■ **The exercise**
Reproduce the entries word for word, and omit any picture you find in them.

** Begin Data to process **

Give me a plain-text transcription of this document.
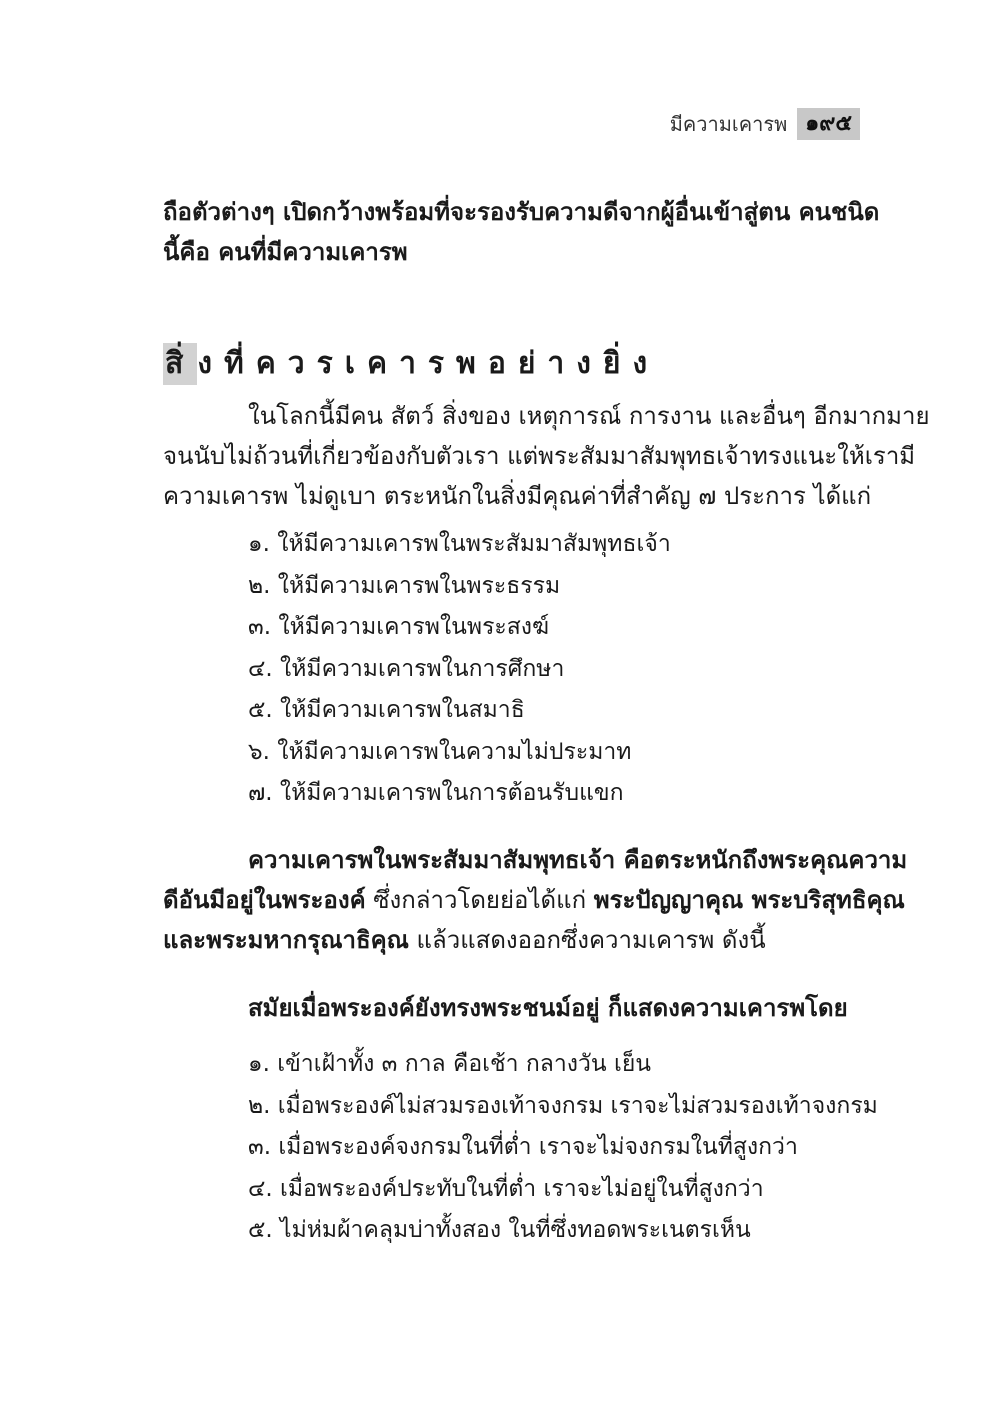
มีความเคารพ ๑๙๕
ถือตัวต่างๆ เปิดกว้างพร้อมที่จะรองรับความดีจากผู้อื่นเข้าสู่ตน คนชนิด
นี้คือ คนที่มีความเคารพ
สิ่ งที่ควรเคารพอย่างยิ่ง
ในโลกนี้มีคน สัตว์ สิ่งของ เหตุการณ์ การงาน และอื่นๆ อีกมากมาย
จนนับไม่ถ้วนที่เกี่ยวข้องกับตัวเรา แต่พระสัมมาสัมพุทธเจ้าทรงแนะให้เรามี
ความเคารพ ไม่ดูเบา ตระหนักในสิ่งมีคุณค่าที่สำคัญ ๗ ประการ ได้แก่
๑. ให้มีความเคารพในพระสัมมาสัมพุทธเจ้า
๒. ให้มีความเคารพในพระธรรม
๓. ให้มีความเคารพในพระสงฆ์
๔. ให้มีความเคารพในการศึกษา
๕. ให้มีความเคารพในสมาธิ
๖. ให้มีความเคารพในความไม่ประมาท
๗. ให้มีความเคารพในการต้อนรับแขก
ความเคารพในพระสัมมาสัมพุทธเจ้า คือตระหนักถึงพระคุณความ
ดีอันมีอยู่ในพระองค์ ซึ่งกล่าวโดยย่อได้แก่ พระปัญญาคุณ พระบริสุทธิคุณ
และพระมหากรุณาธิคุณ แล้วแสดงออกซึ่งความเคารพ ดังนี้
สมัยเมื่อพระองค์ยังทรงพระชนม์อยู่ ก็แสดงความเคารพโดย
๑. เข้าเฝ้าทั้ง ๓ กาล คือเช้า กลางวัน เย็น
๒. เมื่อพระองค์ไม่สวมรองเท้าจงกรม เราจะไม่สวมรองเท้าจงกรม
๓. เมื่อพระองค์จงกรมในที่ต่ำ เราจะไม่จงกรมในที่สูงกว่า
๔. เมื่อพระองค์ประทับในที่ต่ำ เราจะไม่อยู่ในที่สูงกว่า
๕. ไม่ห่มผ้าคลุมบ่าทั้งสอง ในที่ซึ่งทอดพระเนตรเห็น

** End Data to process **

■ **Answer in full**
Give me a plain-text transcription of this document.
มีความเคารพ ๑๙๕
ถือตัวต่างๆ เปิดกว้างพร้อมที่จะรองรับความดีจากผู้อื่นเข้าสู่ตน คนชนิด
นี้คือ คนที่มีความเคารพ
สิ่ งที่ควรเคารพอย่างยิ่ง
ในโลกนี้มีคน สัตว์ สิ่งของ เหตุการณ์ การงาน และอื่นๆ อีกมากมาย
จนนับไม่ถ้วนที่เกี่ยวข้องกับตัวเรา แต่พระสัมมาสัมพุทธเจ้าทรงแนะให้เรามี
ความเคารพ ไม่ดูเบา ตระหนักในสิ่งมีคุณค่าที่สำคัญ ๗ ประการ ได้แก่
๑. ให้มีความเคารพในพระสัมมาสัมพุทธเจ้า
๒. ให้มีความเคารพในพระธรรม
๓. ให้มีความเคารพในพระสงฆ์
๔. ให้มีความเคารพในการศึกษา
๕. ให้มีความเคารพในสมาธิ
๖. ให้มีความเคารพในความไม่ประมาท
๗. ให้มีความเคารพในการต้อนรับแขก
ความเคารพในพระสัมมาสัมพุทธเจ้า คือตระหนักถึงพระคุณความ
ดีอันมีอยู่ในพระองค์ ซึ่งกล่าวโดยย่อได้แก่ พระปัญญาคุณ พระบริสุทธิคุณ
และพระมหากรุณาธิคุณ แล้วแสดงออกซึ่งความเคารพ ดังนี้
สมัยเมื่อพระองค์ยังทรงพระชนม์อยู่ ก็แสดงความเคารพโดย
๑. เข้าเฝ้าทั้ง ๓ กาล คือเช้า กลางวัน เย็น
๒. เมื่อพระองค์ไม่สวมรองเท้าจงกรม เราจะไม่สวมรองเท้าจงกรม
๓. เมื่อพระองค์จงกรมในที่ต่ำ เราจะไม่จงกรมในที่สูงกว่า
๔. เมื่อพระองค์ประทับในที่ต่ำ เราจะไม่อยู่ในที่สูงกว่า
๕. ไม่ห่มผ้าคลุมบ่าทั้งสอง ในที่ซึ่งทอดพระเนตรเห็น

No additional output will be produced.